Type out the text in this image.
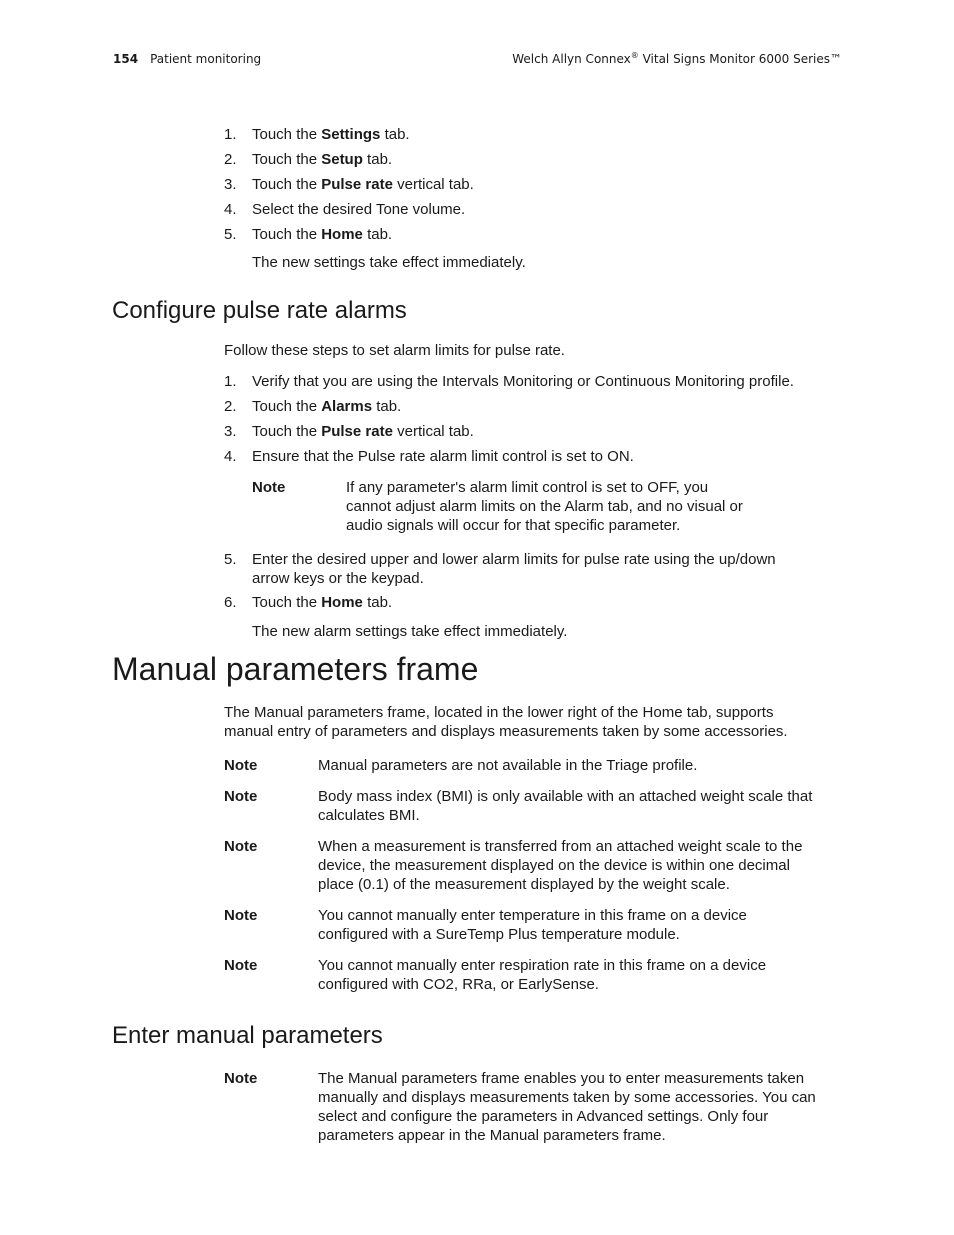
154 Patient monitoring	Welch Allyn Connex® Vital Signs Monitor 6000 Series™
1. Touch the Settings tab.
2. Touch the Setup tab.
3. Touch the Pulse rate vertical tab.
4. Select the desired Tone volume.
5. Touch the Home tab.
The new settings take effect immediately.
Configure pulse rate alarms
Follow these steps to set alarm limits for pulse rate.
1. Verify that you are using the Intervals Monitoring or Continuous Monitoring profile.
2. Touch the Alarms tab.
3. Touch the Pulse rate vertical tab.
4. Ensure that the Pulse rate alarm limit control is set to ON.
Note	If any parameter's alarm limit control is set to OFF, you
cannot adjust alarm limits on the Alarm tab, and no visual or
audio signals will occur for that specific parameter.
5. Enter the desired upper and lower alarm limits for pulse rate using the up/down
arrow keys or the keypad.
6. Touch the Home tab.
The new alarm settings take effect immediately.
Manual parameters frame
The Manual parameters frame, located in the lower right of the Home tab, supports
manual entry of parameters and displays measurements taken by some accessories.
Note	Manual parameters are not available in the Triage profile.
Note	Body mass index (BMI) is only available with an attached weight scale that
calculates BMI.
Note	When a measurement is transferred from an attached weight scale to the
device, the measurement displayed on the device is within one decimal
place (0.1) of the measurement displayed by the weight scale.
Note	You cannot manually enter temperature in this frame on a device
configured with a SureTemp Plus temperature module.
Note	You cannot manually enter respiration rate in this frame on a device
configured with CO2, RRa, or EarlySense.
Enter manual parameters
Note	The Manual parameters frame enables you to enter measurements taken
manually and displays measurements taken by some accessories. You can
select and configure the parameters in Advanced settings. Only four
parameters appear in the Manual parameters frame.
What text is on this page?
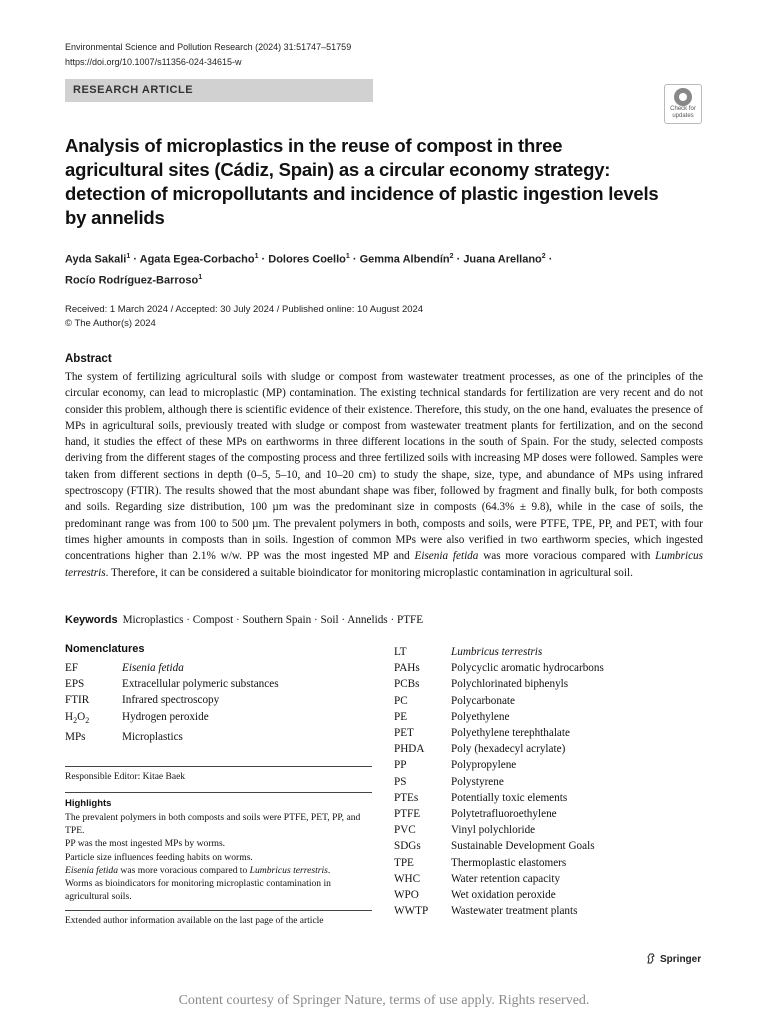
Environmental Science and Pollution Research (2024) 31:51747–51759
https://doi.org/10.1007/s11356-024-34615-w
RESEARCH ARTICLE
Check for
updates
Analysis of microplastics in the reuse of compost in three agricultural sites (Cádiz, Spain) as a circular economy strategy: detection of micropollutants and incidence of plastic ingestion levels by annelids
Ayda Sakali$^1$ · Agata Egea-Corbacho$^1$ · Dolores Coello$^1$ · Gemma Albendín$^2$ · Juana Arellano$^2$ ·
Rocío Rodríguez-Barroso$^1$
Received: 1 March 2024 / Accepted: 30 July 2024 / Published online: 10 August 2024
© The Author(s) 2024
Abstract
The system of fertilizing agricultural soils with sludge or compost from wastewater treatment processes, as one of the principles of the circular economy, can lead to microplastic (MP) contamination. The existing technical standards for fertilization are very recent and do not consider this problem, although there is scientific evidence of their existence. Therefore, this study, on the one hand, evaluates the presence of MPs in agricultural soils, previously treated with sludge or compost from wastewater treatment plants for fertilization, and on the second hand, it studies the effect of these MPs on earthworms in three different locations in the south of Spain. For the study, selected composts deriving from the different stages of the composting process and three fertilized soils with increasing MP doses were followed. Samples were taken from different sections in depth (0–5, 5–10, and 10–20 cm) to study the shape, size, type, and abundance of MPs using infrared spectroscopy (FTIR). The results showed that the most abundant shape was fiber, followed by fragment and finally bulk, for both composts and soils. Regarding size distribution, 100 µm was the predominant size in composts (64.3% ± 9.8), while in the case of soils, the predominant range was from 100 to 500 µm. The prevalent polymers in both, composts and soils, were PTFE, TPE, PP, and PET, with four times higher amounts in composts than in soils. Ingestion of common MPs were also verified in two earthworm species, which ingested concentrations higher than 2.1% w/w. PP was the most ingested MP and Eisenia fetida was more voracious compared with Lumbricus terrestris. Therefore, it can be considered a suitable bioindicator for monitoring microplastic contamination in agricultural soil.
Keywords Microplastics · Compost · Southern Spain · Soil · Annelids · PTFE
Nomenclatures
EF	Eisenia fetida
EPS	Extracellular polymeric substances
FTIR	Infrared spectroscopy
$H_2O_2$	Hydrogen peroxide
MPs	Microplastics
LT	Lumbricus terrestris
PAHs	Polycyclic aromatic hydrocarbons
PCBs	Polychlorinated biphenyls
PC	Polycarbonate
PE	Polyethylene
PET	Polyethylene terephthalate
PHDA	Poly (hexadecyl acrylate)
PP	Polypropylene
PS	Polystyrene
PTEs	Potentially toxic elements
PTFE	Polytetrafluoroethylene
PVC	Vinyl polychloride
SDGs	Sustainable Development Goals
TPE	Thermoplastic elastomers
WHC	Water retention capacity
WPO	Wet oxidation peroxide
WWTP	Wastewater treatment plants
Responsible Editor: Kitae Baek
Highlights
The prevalent polymers in both composts and soils were PTFE, PET, PP, and TPE.
PP was the most ingested MPs by worms.
Particle size influences feeding habits on worms.
Eisenia fetida was more voracious compared to Lumbricus terrestris.
Worms as bioindicators for monitoring microplastic contamination in agricultural soils.
Extended author information available on the last page of the article
Springer
Content courtesy of Springer Nature, terms of use apply. Rights reserved.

┄┄┄┄┄┄┄┄┄┄

### [Job]
Without the pictures, print the records in full, exactly as they appear.

### [Response to the exercise]
Type out the text in this image.
154 Patient monitoring	Welch Allyn Connex® Vital Signs Monitor 6000 Series™
1. Touch the Settings tab.
2. Touch the Setup tab.
3. Touch the Pulse rate vertical tab.
4. Select the desired Tone volume.
5. Touch the Home tab.
The new settings take effect immediately.
Configure pulse rate alarms
Follow these steps to set alarm limits for pulse rate.
1. Verify that you are using the Intervals Monitoring or Continuous Monitoring profile.
2. Touch the Alarms tab.
3. Touch the Pulse rate vertical tab.
4. Ensure that the Pulse rate alarm limit control is set to ON.
Note	If any parameter's alarm limit control is set to OFF, you
cannot adjust alarm limits on the Alarm tab, and no visual or
audio signals will occur for that specific parameter.
5. Enter the desired upper and lower alarm limits for pulse rate using the up/down
arrow keys or the keypad.
6. Touch the Home tab.
The new alarm settings take effect immediately.
Manual parameters frame
The Manual parameters frame, located in the lower right of the Home tab, supports
manual entry of parameters and displays measurements taken by some accessories.
Note	Manual parameters are not available in the Triage profile.
Note	Body mass index (BMI) is only available with an attached weight scale that
calculates BMI.
Note	When a measurement is transferred from an attached weight scale to the
device, the measurement displayed on the device is within one decimal
place (0.1) of the measurement displayed by the weight scale.
Note	You cannot manually enter temperature in this frame on a device
configured with a SureTemp Plus temperature module.
Note	You cannot manually enter respiration rate in this frame on a device
configured with CO2, RRa, or EarlySense.
Enter manual parameters
Note	The Manual parameters frame enables you to enter measurements taken
manually and displays measurements taken by some accessories. You can
select and configure the parameters in Advanced settings. Only four
parameters appear in the Manual parameters frame.
What text is on this page?
Environmental Science and Pollution Research (2024) 31:51747–51759
https://doi.org/10.1007/s11356-024-34615-w
RESEARCH ARTICLE
Check for
updates
Analysis of microplastics in the reuse of compost in three agricultural sites (Cádiz, Spain) as a circular economy strategy: detection of micropollutants and incidence of plastic ingestion levels by annelids
Ayda Sakali$^1$ · Agata Egea-Corbacho$^1$ · Dolores Coello$^1$ · Gemma Albendín$^2$ · Juana Arellano$^2$ ·
Rocío Rodríguez-Barroso$^1$
Received: 1 March 2024 / Accepted: 30 July 2024 / Published online: 10 August 2024
© The Author(s) 2024
Abstract
The system of fertilizing agricultural soils with sludge or compost from wastewater treatment processes, as one of the principles of the circular economy, can lead to microplastic (MP) contamination. The existing technical standards for fertilization are very recent and do not consider this problem, although there is scientific evidence of their existence. Therefore, this study, on the one hand, evaluates the presence of MPs in agricultural soils, previously treated with sludge or compost from wastewater treatment plants for fertilization, and on the second hand, it studies the effect of these MPs on earthworms in three different locations in the south of Spain. For the study, selected composts deriving from the different stages of the composting process and three fertilized soils with increasing MP doses were followed. Samples were taken from different sections in depth (0–5, 5–10, and 10–20 cm) to study the shape, size, type, and abundance of MPs using infrared spectroscopy (FTIR). The results showed that the most abundant shape was fiber, followed by fragment and finally bulk, for both composts and soils. Regarding size distribution, 100 µm was the predominant size in composts (64.3% ± 9.8), while in the case of soils, the predominant range was from 100 to 500 µm. The prevalent polymers in both, composts and soils, were PTFE, TPE, PP, and PET, with four times higher amounts in composts than in soils. Ingestion of common MPs were also verified in two earthworm species, which ingested concentrations higher than 2.1% w/w. PP was the most ingested MP and Eisenia fetida was more voracious compared with Lumbricus terrestris. Therefore, it can be considered a suitable bioindicator for monitoring microplastic contamination in agricultural soil.
Keywords Microplastics · Compost · Southern Spain · Soil · Annelids · PTFE
Nomenclatures
EF	Eisenia fetida
EPS	Extracellular polymeric substances
FTIR	Infrared spectroscopy
$H_2O_2$	Hydrogen peroxide
MPs	Microplastics
LT	Lumbricus terrestris
PAHs	Polycyclic aromatic hydrocarbons
PCBs	Polychlorinated biphenyls
PC	Polycarbonate
PE	Polyethylene
PET	Polyethylene terephthalate
PHDA	Poly (hexadecyl acrylate)
PP	Polypropylene
PS	Polystyrene
PTEs	Potentially toxic elements
PTFE	Polytetrafluoroethylene
PVC	Vinyl polychloride
SDGs	Sustainable Development Goals
TPE	Thermoplastic elastomers
WHC	Water retention capacity
WPO	Wet oxidation peroxide
WWTP	Wastewater treatment plants
Responsible Editor: Kitae Baek
Highlights
The prevalent polymers in both composts and soils were PTFE, PET, PP, and TPE.
PP was the most ingested MPs by worms.
Particle size influences feeding habits on worms.
Eisenia fetida was more voracious compared to Lumbricus terrestris.
Worms as bioindicators for monitoring microplastic contamination in agricultural soils.
Extended author information available on the last page of the article
Springer
Content courtesy of Springer Nature, terms of use apply. Rights reserved.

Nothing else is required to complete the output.